- Exercise goal
Scan the entries below for the word "меньше". Copy each line that has it.
>> Begin Excerpted data
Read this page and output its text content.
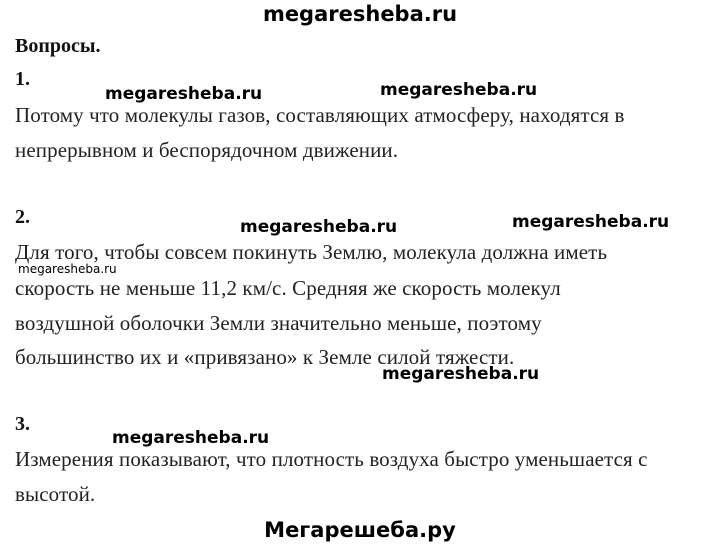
megaresheba.ru
Вопросы.
1.
Потому что молекулы газов, составляющих атмосферу, находятся в
непрерывном и беспорядочном движении.
2.
Для того, чтобы совсем покинуть Землю, молекула должна иметь
скорость не меньше 11,2 км/с. Средняя же скорость молекул
воздушной оболочки Земли значительно меньше, поэтому
большинство их и «привязано» к Земле силой тяжести.
3.
Измерения показывают, что плотность воздуха быстро уменьшается с
высотой.
megaresheba.ru	megaresheba.ru
megaresheba.ru	megaresheba.ru
megaresheba.ru
megaresheba.ru
megaresheba.ru
Мегарешеба.ру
>> End Excerpted data
- Answer for this exercise
скорость не меньше 11,2 км/с. Средняя же скорость молекул
воздушной оболочки Земли значительно меньше, поэтому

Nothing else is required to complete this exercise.